What you are asked to do ▸ Arrange the lines below as a Markdown table with the columns Row and Line, one row per nonblank line, numbered in order. Omit the pictures from the table.

Input data ▸
==============================
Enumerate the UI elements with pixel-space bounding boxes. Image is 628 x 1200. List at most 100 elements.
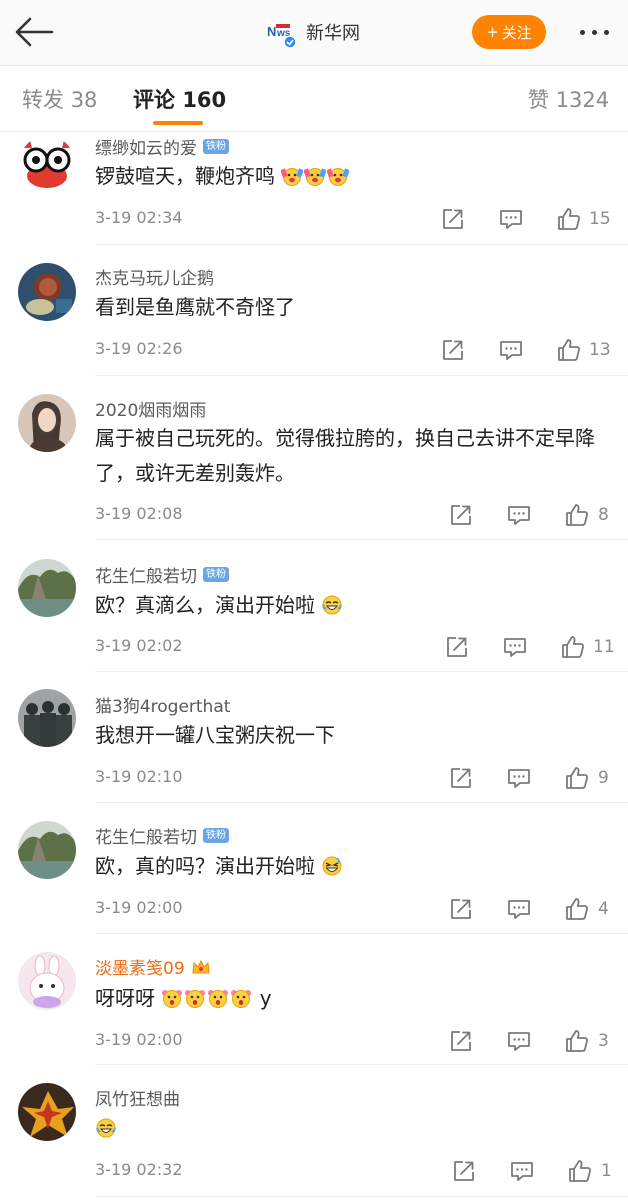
comment-time: 3-19 02:32 [95,1160,183,1179]
svg-text:N: N [267,24,276,39]
comment-text: 欧，真的吗？演出开始啦 [95,849,615,884]
fan-badge: 铁粉 [203,567,229,582]
avatar[interactable] [18,394,76,452]
comment-text [95,1111,615,1146]
like-icon[interactable] [556,337,580,361]
top-bar: N ws 新华网 + 关注 [0,0,628,66]
comment-username[interactable]: 凤竹狂想曲 [95,1085,180,1110]
comment-time: 3-19 02:02 [95,636,183,655]
fan-badge: 铁粉 [203,828,229,843]
reply-icon[interactable] [503,635,527,659]
comment-time: 3-19 02:00 [95,1030,183,1049]
username-text: 凤竹狂想曲 [95,1090,180,1110]
comment-username[interactable]: 2020烟雨烟雨 [95,396,206,421]
avatar[interactable] [18,952,76,1010]
tab-comments[interactable]: 评论 160 [133,84,226,114]
username-text: 花生仁般若切 [95,828,197,848]
tab-reposts[interactable]: 转发 38 [22,84,97,114]
avatar[interactable] [18,263,76,321]
avatar[interactable] [18,1083,76,1141]
back-arrow-icon[interactable] [12,14,56,50]
reply-icon[interactable] [510,1159,534,1183]
like-icon[interactable] [564,1028,588,1052]
comment-username[interactable]: 淡墨素笺09 [95,954,211,979]
like-count: 3 [598,1031,609,1051]
laugh-cry-emoji-icon [95,1116,118,1140]
comment-username[interactable]: 杰克马玩儿企鹅 [95,264,214,289]
divider [95,1196,628,1197]
comment-text-content: 呀呀呀 [95,986,155,1010]
like-count: 13 [589,340,611,360]
reply-icon[interactable] [499,338,523,362]
reply-icon[interactable] [507,1029,531,1053]
reply-icon[interactable] [507,503,531,527]
follow-button[interactable]: + 关注 [472,15,546,49]
laugh-cry-emoji-icon [321,593,344,617]
cheer-emoji-icon [281,164,350,188]
comment-time: 3-19 02:10 [95,767,183,786]
comment-text: 我想开一罐八宝粥庆祝一下 [95,723,335,747]
xinhua-logo-icon: N ws [264,15,298,49]
comment-username[interactable]: 花生仁般若切 铁粉 [95,562,229,587]
reply-icon[interactable] [507,897,531,921]
plus-icon: + [486,23,499,41]
share-icon[interactable] [449,897,473,921]
tab-count: 38 [70,88,98,112]
like-icon[interactable] [567,1158,591,1182]
like-count: 1 [601,1161,612,1181]
comment-username[interactable]: 缥缈如云的爱 铁粉 [95,134,229,159]
like-count: 4 [598,899,609,919]
username-text: 猫3狗4rogerthat [95,697,231,717]
tab-label: 赞 [528,88,549,112]
divider [95,244,628,245]
comment-text: 锣鼓喧天，鞭炮齐鸣 [95,159,615,194]
avatar[interactable] [18,689,76,747]
comment-text: 属于被自己玩死的。觉得俄拉胯的，换自己去讲不定早降了，或许无差别轰炸。 [95,426,595,485]
flower-emoji-icon [161,986,253,1010]
reply-icon[interactable] [507,766,531,790]
laughing-emoji-icon [321,854,344,878]
comment-username[interactable]: 花生仁般若切 铁粉 [95,823,229,848]
like-icon[interactable] [564,502,588,526]
comment-text-content: 欧，真的吗？演出开始啦 [95,854,315,878]
tab-likes[interactable]: 赞 1324 [528,84,609,114]
comment-text: 看到是鱼鹰就不奇怪了 [95,295,295,319]
share-icon[interactable] [441,338,465,362]
username-text: 花生仁般若切 [95,567,197,587]
comment-item: 猫3狗4rogerthat 我想开一罐八宝粥庆祝一下 3-19 02:10 9 [0,672,628,803]
comment-item: 花生仁般若切 铁粉 欧？真滴么，演出开始啦 3-19 02:02 11 [0,540,628,672]
share-icon[interactable] [449,1029,473,1053]
comment-username[interactable]: 猫3狗4rogerthat [95,692,230,717]
username-text: 杰克马玩儿企鹅 [95,269,214,289]
more-options-icon[interactable] [572,23,616,41]
comment-time: 3-19 02:00 [95,898,183,917]
share-icon[interactable] [449,766,473,790]
username-text: 缥缈如云的爱 [95,139,197,159]
comment-text: 欧？真滴么，演出开始啦 [95,588,615,623]
comment-item: 杰克马玩儿企鹅 看到是鱼鹰就不奇怪了 3-19 02:26 13 [0,246,628,376]
share-icon[interactable] [452,1159,476,1183]
like-icon[interactable] [560,634,584,658]
like-icon[interactable] [564,765,588,789]
avatar[interactable] [18,821,76,879]
avatar[interactable] [18,136,76,194]
account-header[interactable]: N ws 新华网 [264,14,360,50]
share-icon[interactable] [445,635,469,659]
comment-time: 3-19 02:08 [95,504,183,523]
reply-icon[interactable] [499,207,523,231]
comment-text-suffix: y [259,986,272,1010]
share-icon[interactable] [441,207,465,231]
tab-bar: 转发 38 评论 160 赞 1324 [0,66,628,132]
comment-time: 3-19 02:26 [95,339,183,358]
like-count: 9 [598,768,609,788]
like-count: 15 [589,209,611,229]
share-icon[interactable] [449,503,473,527]
comment-item: 凤竹狂想曲 3-19 02:32 1 [0,1065,628,1200]
avatar[interactable] [18,559,76,617]
username-text: 2020烟雨烟雨 [95,401,207,421]
like-icon[interactable] [556,206,580,230]
like-icon[interactable] [564,896,588,920]
username-text: 淡墨素笺09 [95,959,185,979]
comment-text: 呀呀呀 y [95,981,615,1016]
comment-text-content: 锣鼓喧天，鞭炮齐鸣 [95,164,275,188]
==============================
The solution ▸
| Row | Line |
|---|---|
| 1 | Enumerate the UI elements with pixel-space bounding boxes. Image is 628 x 1200. List at most 100 elements. |
| 2 | comment-time: 3-19 02:32 [95,1160,183,1179] |
| 3 | svg-text:N: N [267,24,276,39] |
| 4 | comment-text: 欧，真的吗？演出开始啦 [95,849,615,884] |
| 5 | fan-badge: 铁粉 [203,567,229,582] |
| 6 | avatar[interactable] [18,394,76,452] |
| 7 | comment-text [95,1111,615,1146] |
| 8 | like-icon[interactable] [556,337,580,361] |
| 9 | top-bar: N ws 新华网 + 关注 [0,0,628,66] |
| 10 | comment-username[interactable]: 凤竹狂想曲 [95,1085,180,1110] |
| 11 | comment-time: 3-19 02:02 [95,636,183,655] |
| 12 | fan-badge: 铁粉 [203,828,229,843] |
| 13 | reply-icon[interactable] [503,635,527,659] |
| 14 | comment-time: 3-19 02:00 [95,1030,183,1049] |
| 15 | username-text: 凤竹狂想曲 [95,1090,180,1110] |
| 16 | comment-username[interactable]: 2020烟雨烟雨 [95,396,206,421] |
| 17 | avatar[interactable] [18,952,76,1010] |
| 18 | tab-comments[interactable]: 评论 160 [133,84,226,114] |
| 19 | username-text: 花生仁般若切 [95,828,197,848] |
| 20 | tab-reposts[interactable]: 转发 38 [22,84,97,114] |
| 21 | avatar[interactable] [18,263,76,321] |
| 22 | avatar[interactable] [18,1083,76,1141] |
| 23 | back-arrow-icon[interactable] [12,14,56,50] |
| 24 | reply-icon[interactable] [510,1159,534,1183] |
| 25 | like-icon[interactable] [564,1028,588,1052] |
| 26 | comment-username[interactable]: 淡墨素笺09 [95,954,211,979] |
| 27 | like-count: 3 [598,1031,609,1051] |
| 28 | laugh-cry-emoji-icon [95,1116,118,1140] |
| 29 | comment-username[interactable]: 杰克马玩儿企鹅 [95,264,214,289] |
| 30 | divider [95,1196,628,1197] |
| 31 | comment-text-content: 呀呀呀 [95,986,155,1010] |
| 32 | like-count: 13 [589,340,611,360] |
| 33 | reply-icon[interactable] [499,338,523,362] |
| 34 | reply-icon[interactable] [507,1029,531,1053] |
| 35 | reply-icon[interactable] [507,503,531,527] |
| 36 | follow-button[interactable]: + 关注 [472,15,546,49] |
| 37 | laugh-cry-emoji-icon [321,593,344,617] |
| 38 | cheer-emoji-icon [281,164,350,188] |
| 39 | comment-time: 3-19 02:10 [95,767,183,786] |
| 40 | comment-text: 我想开一罐八宝粥庆祝一下 [95,723,335,747] |
| 41 | xinhua-logo-icon: N ws [264,15,298,49] |
| 42 | comment-username[interactable]: 花生仁般若切 铁粉 [95,562,229,587] |
| 43 | reply-icon[interactable] [507,897,531,921] |
| 44 | plus-icon: + [486,23,499,41] |
| 45 | share-icon[interactable] [449,897,473,921] |
| 46 | tab-count: 38 [70,88,98,112] |
| 47 | like-icon[interactable] [567,1158,591,1182] |
| 48 | like-count: 1 [601,1161,612,1181] |
| 49 | comment-username[interactable]: 缥缈如云的爱 铁粉 [95,134,229,159] |
| 50 | like-count: 4 [598,899,609,919] |
| 51 | username-text: 猫3狗4rogerthat [95,697,231,717] |
| 52 | tab-label: 赞 [528,88,549,112] |
| 53 | divider [95,244,628,245] |
| 54 | comment-text: 锣鼓喧天，鞭炮齐鸣 [95,159,615,194] |
| 55 | avatar[interactable] [18,689,76,747] |
| 56 | comment-text: 属于被自己玩死的。觉得俄拉胯的，换自己去讲不定早降了，或许无差别轰炸。 [95,426,595,485] |
| 57 | flower-emoji-icon [161,986,253,1010] |
| 58 | reply-icon[interactable] [507,766,531,790] |
| 59 | laughing-emoji-icon [321,854,344,878] |
| 60 | comment-username[interactable]: 花生仁般若切 铁粉 [95,823,229,848] |
| 61 | like-icon[interactable] [564,502,588,526] |
| 62 | comment-text-content: 欧，真的吗？演出开始啦 [95,854,315,878] |
| 63 | tab-likes[interactable]: 赞 1324 [528,84,609,114] |
| 64 | comment-text: 看到是鱼鹰就不奇怪了 [95,295,295,319] |
| 65 | share-icon[interactable] [441,338,465,362] |
| 66 | username-text: 花生仁般若切 [95,567,197,587] |
| 67 | comment-item: 猫3狗4rogerthat 我想开一罐八宝粥庆祝一下 3-19 02:10 9 [0,672,628,803] |
| 68 | comment-item: 花生仁般若切 铁粉 欧？真滴么，演出开始啦 3-19 02:02 11 [0,540,628,672] |
| 69 | share-icon[interactable] [449,1029,473,1053] |
| 70 | comment-username[interactable]: 猫3狗4rogerthat [95,692,230,717] |
| 71 | username-text: 杰克马玩儿企鹅 [95,269,214,289] |
| 72 | more-options-icon[interactable] [572,23,616,41] |
| 73 | comment-time: 3-19 02:00 [95,898,183,917] |
| 74 | share-icon[interactable] [449,766,473,790] |
| 75 | username-text: 缥缈如云的爱 [95,139,197,159] |
| 76 | comment-text: 欧？真滴么，演出开始啦 [95,588,615,623] |
| 77 | comment-item: 杰克马玩儿企鹅 看到是鱼鹰就不奇怪了 3-19 02:26 13 [0,246,628,376] |
| 78 | share-icon[interactable] [452,1159,476,1183] |
| 79 | like-icon[interactable] [560,634,584,658] |
| 80 | like-icon[interactable] [564,765,588,789] |
| 81 | avatar[interactable] [18,821,76,879] |
| 82 | avatar[interactable] [18,136,76,194] |
| 83 | account-header[interactable]: N ws 新华网 [264,14,360,50] |
| 84 | share-icon[interactable] [445,635,469,659] |
| 85 | comment-time: 3-19 02:08 [95,504,183,523] |
| 86 | reply-icon[interactable] [499,207,523,231] |
| 87 | comment-text-suffix: y [259,986,272,1010] |
| 88 | share-icon[interactable] [441,207,465,231] |
| 89 | tab-bar: 转发 38 评论 160 赞 1324 [0,66,628,132] |
| 90 | comment-time: 3-19 02:26 [95,339,183,358] |
| 91 | like-count: 9 [598,768,609,788] |
| 92 | like-count: 15 [589,209,611,229] |
| 93 | share-icon[interactable] [449,503,473,527] |
| 94 | comment-item: 凤竹狂想曲 3-19 02:32 1 [0,1065,628,1200] |
| 95 | avatar[interactable] [18,559,76,617] |
| 96 | username-text: 2020烟雨烟雨 [95,401,207,421] |
| 97 | like-icon[interactable] [556,206,580,230] |
| 98 | like-icon[interactable] [564,896,588,920] |
| 99 | username-text: 淡墨素笺09 [95,959,185,979] |
| 100 | comment-text: 呀呀呀 y [95,981,615,1016] |
| 101 | comment-text-content: 锣鼓喧天，鞭炮齐鸣 [95,164,275,188] |